*Text provided*:
....

# Soda or juice?



## Albert7 (Nov 16, 2014)

Which do you guys prefer--- soda or juice (or water like me)?


----------



## Headphone Hermit (Jan 8, 2014)

^^^ I've never understood what 'soda' is ... apart from bicarbonate of soda, caustic soda etc etc. 

I suspect it is an Americanism? (my dictionary confirms this) - I certainly don't think I have ever tasted such a thing


----------



## elgar's ghost (Aug 8, 2010)

If you mean soda-pop then I have to say soda even though I don't drink much of it - I prefer the occasional bottle of Lucozade energy drink to something like cola. As regards juice, I eat fruit rather than just drink (overpriced) extract.


----------



## brotagonist (Jul 11, 2013)

I never drink pop and experience a similar distaste for energy and sports drinks. I consider them to be little more than coloured sugar water. I don't drink much juice, but do occasionally buy it (when it's on sale or, occasionally, when I'm on a road trip); I prefer to eat fruit. I am not fond of the syrupy sweet chocolate concoctions commonly available.

I meet most of my liquid requirement with tap water, tea and some coffee (with lots of milk). I also drink some cocoa, that I make with a teaspoonful of pure cocoa in a cup of hot water to which I add milk and, occasionally, a bit of honey.


----------



## Triplets (Sep 4, 2014)

They both have a lot of HFCS. Water is your best bet.


----------



## Triplets (Sep 4, 2014)

brotagonist said:


> I never drink pop and experience a similar distaste for energy and sports drinks. I consider them to be little more than coloured sugar water. I don't drink much juice, but do occasionally buy it (when it's on sale or, occasionally, when I'm on a road trip); I prefer to eat fruit. I am not fond of the syrupy sweet chocolate concoctions commonly available.
> 
> I meet most of my liquid requirement with tap water, tea and some coffee (with lots of milk). I also drink some cocoa, that I make with a teaspoonful of pure cocoa in a cup of hot water to which I add milk and, occasionally, a bit of honey.


2 glasses of Cabernet at dinner meets my fluid requirement


----------



## spokanedaniel (Dec 23, 2014)

Unsweetened fruit juice is healthy in very small amounts. Too much natural sugars to be healthy in excess. Soda pop (soft drinks) are unhealthy in any amount, though small amounts won't hurt you much. Water is the most healthy. I have to filter mine since my local tap water tastes bad to my palate. I have a soda syphon, so I often carbonate my filtered tap water.

I seldom buy fruit juice because I cannot resist the urge to drink it all at one go, but I drink it sometimes. I don't buy soft drinks either, though once in a great while I'll add artificially flavored, artificially sweetened, artificially colored syrup to my carbonated filtered tap water. Not often. Just once in a while. Mostly I drink water, and 2 or 3 cups a day of decaf coffee, since caffeine affects me badly.


----------



## Antiquarian (Apr 29, 2014)

Fruit Juice. And Iced Tea, since I want to blend in with the natives (in Florida).


----------



## GreenMamba (Oct 14, 2012)

Headphone Hermit said:


> ^^^ I've never understood what 'soda' is ... apart from bicarbonate of soda, caustic soda etc etc.

....

*Exercise goal*:
Please copy out the soda-or-juice thread above word for word, starting at "Unsweetened fruit juice" and ending at "(Apr 29, 2014)".

*Material*:
....

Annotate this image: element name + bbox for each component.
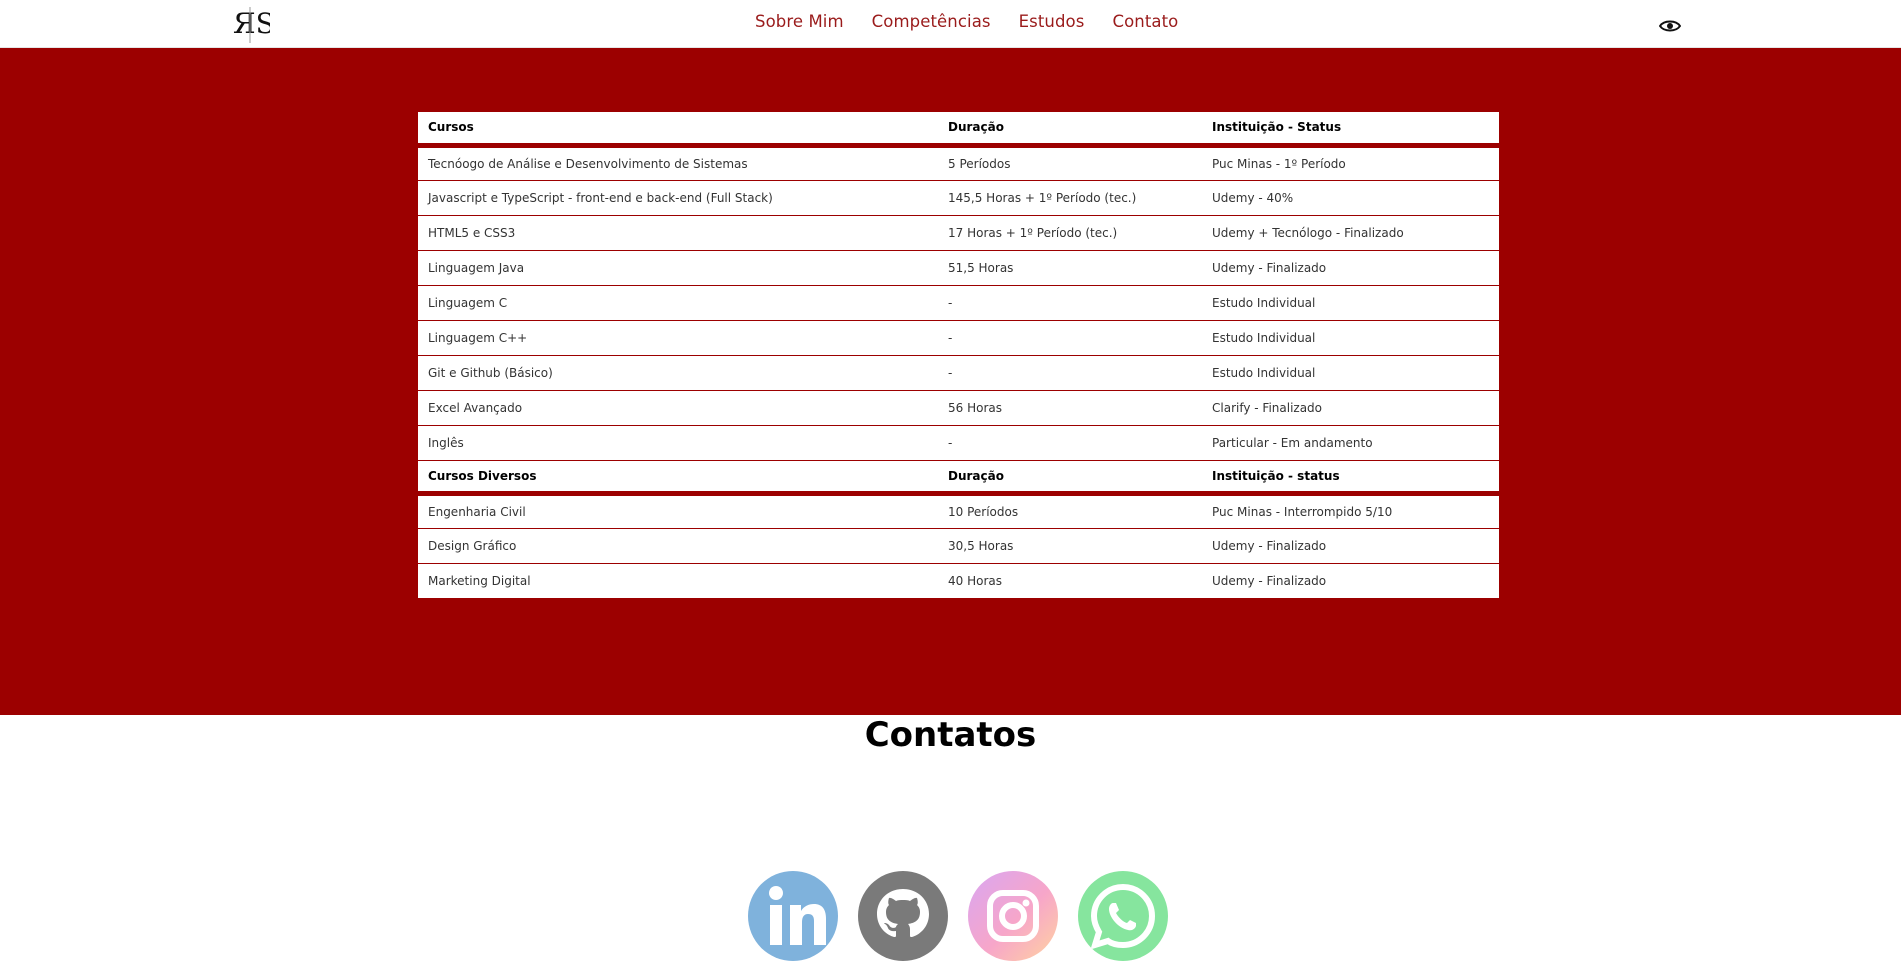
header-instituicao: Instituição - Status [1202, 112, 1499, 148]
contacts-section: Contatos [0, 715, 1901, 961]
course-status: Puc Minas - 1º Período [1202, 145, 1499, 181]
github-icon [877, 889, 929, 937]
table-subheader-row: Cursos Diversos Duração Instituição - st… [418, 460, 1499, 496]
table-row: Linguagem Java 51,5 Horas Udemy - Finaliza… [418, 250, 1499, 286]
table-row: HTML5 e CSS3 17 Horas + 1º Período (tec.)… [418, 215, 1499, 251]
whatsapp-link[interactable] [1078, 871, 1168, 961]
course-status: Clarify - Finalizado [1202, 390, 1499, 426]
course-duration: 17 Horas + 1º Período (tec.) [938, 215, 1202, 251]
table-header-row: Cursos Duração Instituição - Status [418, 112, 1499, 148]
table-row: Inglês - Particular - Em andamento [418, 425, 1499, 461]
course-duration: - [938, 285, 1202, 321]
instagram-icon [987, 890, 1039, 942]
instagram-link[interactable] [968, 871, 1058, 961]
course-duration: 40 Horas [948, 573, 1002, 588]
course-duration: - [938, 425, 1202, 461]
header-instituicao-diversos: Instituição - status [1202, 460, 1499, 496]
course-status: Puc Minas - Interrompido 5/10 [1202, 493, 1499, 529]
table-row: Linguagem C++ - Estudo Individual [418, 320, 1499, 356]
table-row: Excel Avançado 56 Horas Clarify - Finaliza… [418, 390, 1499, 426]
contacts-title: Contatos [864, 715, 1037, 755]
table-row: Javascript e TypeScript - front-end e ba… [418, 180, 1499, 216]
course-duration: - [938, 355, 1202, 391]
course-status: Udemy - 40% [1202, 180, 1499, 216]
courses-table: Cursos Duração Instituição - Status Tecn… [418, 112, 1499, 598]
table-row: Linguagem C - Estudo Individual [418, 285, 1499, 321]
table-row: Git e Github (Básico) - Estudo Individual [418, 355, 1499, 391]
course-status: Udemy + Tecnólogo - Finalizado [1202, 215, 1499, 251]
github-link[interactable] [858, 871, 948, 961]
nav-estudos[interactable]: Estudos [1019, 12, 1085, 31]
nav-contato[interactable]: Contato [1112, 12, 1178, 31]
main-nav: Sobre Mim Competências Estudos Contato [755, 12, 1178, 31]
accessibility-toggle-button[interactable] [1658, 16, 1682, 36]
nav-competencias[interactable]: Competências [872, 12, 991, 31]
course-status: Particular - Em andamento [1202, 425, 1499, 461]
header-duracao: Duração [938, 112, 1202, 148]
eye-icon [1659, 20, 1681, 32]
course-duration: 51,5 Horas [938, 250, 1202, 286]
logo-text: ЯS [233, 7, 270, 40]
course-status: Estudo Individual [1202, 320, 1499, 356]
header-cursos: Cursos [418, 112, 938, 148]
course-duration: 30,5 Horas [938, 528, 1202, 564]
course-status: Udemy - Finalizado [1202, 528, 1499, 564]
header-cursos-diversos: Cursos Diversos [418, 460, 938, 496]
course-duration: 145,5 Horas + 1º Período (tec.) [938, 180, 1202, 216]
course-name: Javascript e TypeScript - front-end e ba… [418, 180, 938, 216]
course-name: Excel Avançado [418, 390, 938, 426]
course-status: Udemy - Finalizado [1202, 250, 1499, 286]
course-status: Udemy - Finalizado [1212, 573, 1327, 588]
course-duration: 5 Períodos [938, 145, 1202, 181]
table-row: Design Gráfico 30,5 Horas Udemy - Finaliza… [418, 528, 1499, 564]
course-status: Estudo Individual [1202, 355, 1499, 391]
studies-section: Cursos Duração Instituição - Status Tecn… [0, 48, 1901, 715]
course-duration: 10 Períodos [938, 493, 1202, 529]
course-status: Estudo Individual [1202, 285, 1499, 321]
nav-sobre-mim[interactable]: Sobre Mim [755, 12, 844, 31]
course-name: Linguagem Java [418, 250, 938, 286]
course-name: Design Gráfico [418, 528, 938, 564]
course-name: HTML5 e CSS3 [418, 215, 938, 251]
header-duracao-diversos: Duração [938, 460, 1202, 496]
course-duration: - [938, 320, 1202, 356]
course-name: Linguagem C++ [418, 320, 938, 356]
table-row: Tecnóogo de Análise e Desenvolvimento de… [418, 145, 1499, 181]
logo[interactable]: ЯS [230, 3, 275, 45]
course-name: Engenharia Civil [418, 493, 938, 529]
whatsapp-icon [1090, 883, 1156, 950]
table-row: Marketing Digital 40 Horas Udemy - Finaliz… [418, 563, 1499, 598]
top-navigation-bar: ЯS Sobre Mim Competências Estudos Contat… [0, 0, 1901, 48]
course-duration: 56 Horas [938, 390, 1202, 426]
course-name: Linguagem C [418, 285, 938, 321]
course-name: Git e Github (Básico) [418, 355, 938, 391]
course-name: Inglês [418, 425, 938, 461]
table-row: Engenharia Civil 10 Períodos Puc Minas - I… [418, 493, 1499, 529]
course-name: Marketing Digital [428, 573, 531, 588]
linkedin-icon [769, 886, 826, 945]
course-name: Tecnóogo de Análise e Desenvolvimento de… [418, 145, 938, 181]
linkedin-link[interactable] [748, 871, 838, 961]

....

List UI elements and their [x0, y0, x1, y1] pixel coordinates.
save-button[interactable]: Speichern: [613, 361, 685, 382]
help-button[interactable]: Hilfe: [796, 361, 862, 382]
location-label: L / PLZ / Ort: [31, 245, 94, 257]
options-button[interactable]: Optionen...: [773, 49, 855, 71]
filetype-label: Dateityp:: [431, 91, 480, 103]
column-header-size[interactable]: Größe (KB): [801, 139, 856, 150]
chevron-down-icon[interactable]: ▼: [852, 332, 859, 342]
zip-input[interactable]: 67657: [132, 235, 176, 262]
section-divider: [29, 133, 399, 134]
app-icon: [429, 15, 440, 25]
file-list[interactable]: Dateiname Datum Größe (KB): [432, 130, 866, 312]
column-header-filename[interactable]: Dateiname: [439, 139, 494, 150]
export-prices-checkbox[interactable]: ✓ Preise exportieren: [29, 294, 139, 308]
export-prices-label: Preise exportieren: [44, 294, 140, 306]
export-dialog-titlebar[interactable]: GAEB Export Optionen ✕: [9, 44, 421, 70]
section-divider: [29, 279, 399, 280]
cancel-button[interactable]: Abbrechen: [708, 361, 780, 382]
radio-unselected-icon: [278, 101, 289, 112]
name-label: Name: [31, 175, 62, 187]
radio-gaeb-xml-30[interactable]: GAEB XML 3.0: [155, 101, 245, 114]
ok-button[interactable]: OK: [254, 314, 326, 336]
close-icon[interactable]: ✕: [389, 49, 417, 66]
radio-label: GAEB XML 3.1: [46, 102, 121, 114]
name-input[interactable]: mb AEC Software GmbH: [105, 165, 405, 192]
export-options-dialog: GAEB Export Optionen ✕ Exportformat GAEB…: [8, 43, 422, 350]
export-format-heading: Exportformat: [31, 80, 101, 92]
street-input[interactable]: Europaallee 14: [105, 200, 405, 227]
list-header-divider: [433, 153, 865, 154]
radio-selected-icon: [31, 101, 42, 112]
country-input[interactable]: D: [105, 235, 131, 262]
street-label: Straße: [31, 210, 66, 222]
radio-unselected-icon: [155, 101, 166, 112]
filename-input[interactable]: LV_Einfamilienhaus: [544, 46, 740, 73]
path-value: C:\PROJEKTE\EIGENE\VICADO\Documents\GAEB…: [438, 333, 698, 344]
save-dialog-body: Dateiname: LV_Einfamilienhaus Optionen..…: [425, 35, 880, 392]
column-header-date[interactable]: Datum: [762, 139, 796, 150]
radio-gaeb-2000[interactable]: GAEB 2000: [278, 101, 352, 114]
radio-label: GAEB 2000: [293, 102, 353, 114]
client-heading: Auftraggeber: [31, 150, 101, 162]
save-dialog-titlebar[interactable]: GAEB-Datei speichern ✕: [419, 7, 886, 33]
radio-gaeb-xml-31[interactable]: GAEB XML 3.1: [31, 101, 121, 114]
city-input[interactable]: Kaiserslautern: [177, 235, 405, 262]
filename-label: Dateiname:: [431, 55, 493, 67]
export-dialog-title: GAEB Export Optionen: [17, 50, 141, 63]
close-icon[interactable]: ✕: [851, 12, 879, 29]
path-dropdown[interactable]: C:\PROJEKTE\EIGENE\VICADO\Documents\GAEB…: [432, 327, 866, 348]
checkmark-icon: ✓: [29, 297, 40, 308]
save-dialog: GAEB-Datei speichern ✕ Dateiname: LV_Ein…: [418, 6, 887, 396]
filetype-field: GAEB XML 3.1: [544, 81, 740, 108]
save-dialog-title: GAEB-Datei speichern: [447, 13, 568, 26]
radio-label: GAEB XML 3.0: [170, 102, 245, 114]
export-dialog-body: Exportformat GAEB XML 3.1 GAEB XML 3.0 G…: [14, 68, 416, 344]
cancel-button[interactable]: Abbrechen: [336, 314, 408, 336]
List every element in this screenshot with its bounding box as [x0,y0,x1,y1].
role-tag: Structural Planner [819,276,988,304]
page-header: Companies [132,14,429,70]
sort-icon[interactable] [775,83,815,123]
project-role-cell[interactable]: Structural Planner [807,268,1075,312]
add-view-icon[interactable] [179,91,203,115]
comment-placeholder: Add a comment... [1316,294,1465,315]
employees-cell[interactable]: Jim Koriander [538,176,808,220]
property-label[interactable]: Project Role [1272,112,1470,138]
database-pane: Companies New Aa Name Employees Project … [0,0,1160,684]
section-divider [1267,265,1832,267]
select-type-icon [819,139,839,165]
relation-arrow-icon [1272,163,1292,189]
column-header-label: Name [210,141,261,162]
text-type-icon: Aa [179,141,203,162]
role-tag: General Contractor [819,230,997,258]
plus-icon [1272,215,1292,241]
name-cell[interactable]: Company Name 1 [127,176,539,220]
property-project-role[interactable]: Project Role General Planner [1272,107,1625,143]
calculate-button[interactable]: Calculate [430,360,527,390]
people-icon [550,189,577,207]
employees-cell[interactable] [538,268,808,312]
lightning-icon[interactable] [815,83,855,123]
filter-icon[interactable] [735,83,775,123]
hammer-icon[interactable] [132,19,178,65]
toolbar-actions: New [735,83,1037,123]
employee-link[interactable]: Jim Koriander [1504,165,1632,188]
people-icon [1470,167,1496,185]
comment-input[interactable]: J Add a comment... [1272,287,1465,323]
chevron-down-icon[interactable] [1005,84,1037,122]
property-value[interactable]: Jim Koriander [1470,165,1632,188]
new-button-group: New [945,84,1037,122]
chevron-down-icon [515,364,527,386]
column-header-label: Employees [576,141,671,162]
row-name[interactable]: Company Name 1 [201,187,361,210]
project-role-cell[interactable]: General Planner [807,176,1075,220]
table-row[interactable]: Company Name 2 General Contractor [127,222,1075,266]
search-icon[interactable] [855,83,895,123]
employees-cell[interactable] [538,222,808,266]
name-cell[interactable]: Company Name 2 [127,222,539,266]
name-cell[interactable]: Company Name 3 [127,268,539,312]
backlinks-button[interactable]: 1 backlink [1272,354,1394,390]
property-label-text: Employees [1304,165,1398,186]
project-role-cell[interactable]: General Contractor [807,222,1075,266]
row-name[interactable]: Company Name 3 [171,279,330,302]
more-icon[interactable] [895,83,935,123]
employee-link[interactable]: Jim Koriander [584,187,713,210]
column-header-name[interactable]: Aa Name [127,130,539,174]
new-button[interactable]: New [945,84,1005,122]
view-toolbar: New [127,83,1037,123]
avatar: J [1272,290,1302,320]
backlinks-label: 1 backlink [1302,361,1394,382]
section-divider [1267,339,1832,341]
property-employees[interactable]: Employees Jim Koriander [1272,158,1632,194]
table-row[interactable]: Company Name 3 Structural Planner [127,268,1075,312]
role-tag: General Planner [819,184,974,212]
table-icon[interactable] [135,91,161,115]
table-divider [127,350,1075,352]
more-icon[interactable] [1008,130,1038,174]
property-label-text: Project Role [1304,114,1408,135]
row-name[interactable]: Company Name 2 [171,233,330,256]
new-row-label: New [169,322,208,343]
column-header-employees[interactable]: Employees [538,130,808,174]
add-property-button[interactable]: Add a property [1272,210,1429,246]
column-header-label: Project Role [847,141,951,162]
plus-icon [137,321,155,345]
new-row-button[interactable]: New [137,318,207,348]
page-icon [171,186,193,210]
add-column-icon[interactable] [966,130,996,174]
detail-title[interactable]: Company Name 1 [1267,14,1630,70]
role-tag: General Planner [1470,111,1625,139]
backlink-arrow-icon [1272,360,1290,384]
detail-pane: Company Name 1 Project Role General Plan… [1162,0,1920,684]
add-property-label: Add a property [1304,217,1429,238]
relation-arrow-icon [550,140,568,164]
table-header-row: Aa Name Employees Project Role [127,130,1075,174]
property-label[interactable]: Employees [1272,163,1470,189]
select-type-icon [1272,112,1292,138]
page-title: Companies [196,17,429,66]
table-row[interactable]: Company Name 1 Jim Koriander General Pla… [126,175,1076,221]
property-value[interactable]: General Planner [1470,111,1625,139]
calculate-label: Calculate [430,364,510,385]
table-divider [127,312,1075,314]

....

*Completed exercise*:
Unsweetened fruit juice is healthy in very small amounts. Too much natural sugars to be healthy in excess. Soda pop (soft drinks) are unhealthy in any amount, though small amounts won't hurt you much. Water is the most healthy. I have to filter mine since my local tap water tastes bad to my palate. I have a soda syphon, so I often carbonate my filtered tap water.

I seldom buy fruit juice because I cannot resist the urge to drink it all at one go, but I drink it sometimes. I don't buy soft drinks either, though once in a great while I'll add artificially flavored, artificially sweetened, artificially colored syrup to my carbonated filtered tap water. Not often. Just once in a while. Mostly I drink water, and 2 or 3 cups a day of decaf coffee, since caffeine affects me badly.


----------



## Antiquarian (Apr 29, 2014)